● Request:
Report the number of lines that include "title", with no additional text.

● Data to use:
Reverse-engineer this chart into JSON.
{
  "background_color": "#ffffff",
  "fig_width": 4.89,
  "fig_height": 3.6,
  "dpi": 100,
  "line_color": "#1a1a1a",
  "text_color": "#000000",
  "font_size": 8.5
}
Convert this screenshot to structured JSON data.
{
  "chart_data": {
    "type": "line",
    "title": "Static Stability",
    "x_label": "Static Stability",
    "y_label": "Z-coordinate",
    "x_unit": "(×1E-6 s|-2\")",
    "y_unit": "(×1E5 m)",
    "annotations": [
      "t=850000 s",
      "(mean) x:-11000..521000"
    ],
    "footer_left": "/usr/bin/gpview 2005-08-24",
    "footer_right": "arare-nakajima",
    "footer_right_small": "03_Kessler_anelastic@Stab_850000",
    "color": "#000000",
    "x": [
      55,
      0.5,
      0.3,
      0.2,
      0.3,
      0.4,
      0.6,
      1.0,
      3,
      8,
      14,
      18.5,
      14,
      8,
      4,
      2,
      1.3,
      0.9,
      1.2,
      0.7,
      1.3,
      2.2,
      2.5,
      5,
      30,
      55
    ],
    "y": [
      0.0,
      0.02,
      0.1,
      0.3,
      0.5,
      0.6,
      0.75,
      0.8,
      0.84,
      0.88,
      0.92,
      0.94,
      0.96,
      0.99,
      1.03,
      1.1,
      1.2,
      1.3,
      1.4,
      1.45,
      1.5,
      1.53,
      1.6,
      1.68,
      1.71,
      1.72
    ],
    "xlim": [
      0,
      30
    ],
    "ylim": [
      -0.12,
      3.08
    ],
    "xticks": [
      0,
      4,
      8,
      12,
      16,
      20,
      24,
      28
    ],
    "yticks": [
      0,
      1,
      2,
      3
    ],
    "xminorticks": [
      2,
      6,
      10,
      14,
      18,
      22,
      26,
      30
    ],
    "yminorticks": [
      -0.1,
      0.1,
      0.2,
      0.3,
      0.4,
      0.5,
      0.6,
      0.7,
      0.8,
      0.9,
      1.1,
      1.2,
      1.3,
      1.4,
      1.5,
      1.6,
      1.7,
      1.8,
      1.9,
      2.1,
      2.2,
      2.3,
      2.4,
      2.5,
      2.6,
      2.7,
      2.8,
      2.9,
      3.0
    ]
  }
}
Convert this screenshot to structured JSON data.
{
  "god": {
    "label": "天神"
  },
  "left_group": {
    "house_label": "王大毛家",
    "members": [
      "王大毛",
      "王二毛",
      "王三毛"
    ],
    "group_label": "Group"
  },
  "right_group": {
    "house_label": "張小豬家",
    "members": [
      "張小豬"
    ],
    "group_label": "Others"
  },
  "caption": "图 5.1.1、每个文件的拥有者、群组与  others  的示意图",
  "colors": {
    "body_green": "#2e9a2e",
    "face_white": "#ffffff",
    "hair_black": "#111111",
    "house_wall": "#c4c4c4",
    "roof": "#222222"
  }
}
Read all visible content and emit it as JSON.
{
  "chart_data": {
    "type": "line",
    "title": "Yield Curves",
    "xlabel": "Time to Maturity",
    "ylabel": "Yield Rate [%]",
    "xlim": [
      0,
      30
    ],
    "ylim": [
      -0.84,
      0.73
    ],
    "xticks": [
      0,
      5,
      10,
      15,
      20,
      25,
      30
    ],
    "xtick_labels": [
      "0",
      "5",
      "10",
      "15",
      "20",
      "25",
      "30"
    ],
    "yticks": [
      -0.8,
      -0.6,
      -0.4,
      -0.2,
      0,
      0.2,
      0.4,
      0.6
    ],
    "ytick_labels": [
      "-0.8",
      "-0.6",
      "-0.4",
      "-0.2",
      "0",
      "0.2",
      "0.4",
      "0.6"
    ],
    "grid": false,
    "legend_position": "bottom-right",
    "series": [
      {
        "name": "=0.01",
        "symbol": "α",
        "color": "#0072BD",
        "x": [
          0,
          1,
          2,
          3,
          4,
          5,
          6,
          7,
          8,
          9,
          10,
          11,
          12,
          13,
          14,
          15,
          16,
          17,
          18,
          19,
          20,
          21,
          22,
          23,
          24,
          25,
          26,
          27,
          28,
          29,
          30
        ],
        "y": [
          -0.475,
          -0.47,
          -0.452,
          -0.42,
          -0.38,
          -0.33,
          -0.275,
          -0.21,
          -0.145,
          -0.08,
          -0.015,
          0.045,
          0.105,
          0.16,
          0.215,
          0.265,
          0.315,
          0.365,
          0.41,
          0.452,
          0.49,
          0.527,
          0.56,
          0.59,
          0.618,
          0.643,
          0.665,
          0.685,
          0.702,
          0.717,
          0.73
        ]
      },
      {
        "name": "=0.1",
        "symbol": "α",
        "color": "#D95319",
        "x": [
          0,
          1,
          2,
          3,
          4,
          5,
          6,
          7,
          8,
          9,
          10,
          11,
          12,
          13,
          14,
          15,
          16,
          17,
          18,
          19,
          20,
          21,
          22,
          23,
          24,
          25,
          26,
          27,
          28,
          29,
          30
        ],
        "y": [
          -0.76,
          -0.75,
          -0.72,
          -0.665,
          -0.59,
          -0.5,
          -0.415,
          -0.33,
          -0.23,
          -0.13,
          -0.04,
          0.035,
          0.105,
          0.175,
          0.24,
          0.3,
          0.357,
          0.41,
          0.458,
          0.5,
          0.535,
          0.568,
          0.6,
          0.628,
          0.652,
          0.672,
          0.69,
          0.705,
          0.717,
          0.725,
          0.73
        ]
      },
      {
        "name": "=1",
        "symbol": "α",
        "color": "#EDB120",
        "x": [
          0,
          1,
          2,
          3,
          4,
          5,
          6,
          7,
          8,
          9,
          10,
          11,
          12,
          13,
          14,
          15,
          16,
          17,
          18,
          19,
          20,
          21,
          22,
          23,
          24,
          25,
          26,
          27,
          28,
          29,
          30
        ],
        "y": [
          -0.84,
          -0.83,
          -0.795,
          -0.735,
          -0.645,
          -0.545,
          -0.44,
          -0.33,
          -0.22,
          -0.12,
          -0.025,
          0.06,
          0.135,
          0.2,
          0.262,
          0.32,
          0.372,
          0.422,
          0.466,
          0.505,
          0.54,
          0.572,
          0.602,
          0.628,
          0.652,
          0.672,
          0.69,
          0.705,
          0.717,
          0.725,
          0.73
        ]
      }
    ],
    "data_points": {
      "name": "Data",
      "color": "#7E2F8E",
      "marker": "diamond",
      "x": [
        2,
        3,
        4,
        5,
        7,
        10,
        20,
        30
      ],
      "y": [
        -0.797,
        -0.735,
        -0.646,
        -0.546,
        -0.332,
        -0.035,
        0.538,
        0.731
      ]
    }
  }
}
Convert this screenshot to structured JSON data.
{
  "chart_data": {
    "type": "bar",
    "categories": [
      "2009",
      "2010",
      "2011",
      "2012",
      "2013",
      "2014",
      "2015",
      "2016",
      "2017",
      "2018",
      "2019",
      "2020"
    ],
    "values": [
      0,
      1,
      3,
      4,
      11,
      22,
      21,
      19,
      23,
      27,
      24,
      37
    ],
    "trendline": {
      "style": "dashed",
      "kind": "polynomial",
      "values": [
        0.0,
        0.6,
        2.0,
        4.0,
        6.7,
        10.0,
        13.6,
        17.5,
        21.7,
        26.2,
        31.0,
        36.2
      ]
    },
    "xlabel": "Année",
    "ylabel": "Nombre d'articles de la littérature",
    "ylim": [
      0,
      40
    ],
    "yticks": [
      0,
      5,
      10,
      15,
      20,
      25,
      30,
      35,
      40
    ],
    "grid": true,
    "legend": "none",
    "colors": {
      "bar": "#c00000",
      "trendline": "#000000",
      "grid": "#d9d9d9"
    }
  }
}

● Expected answer:
2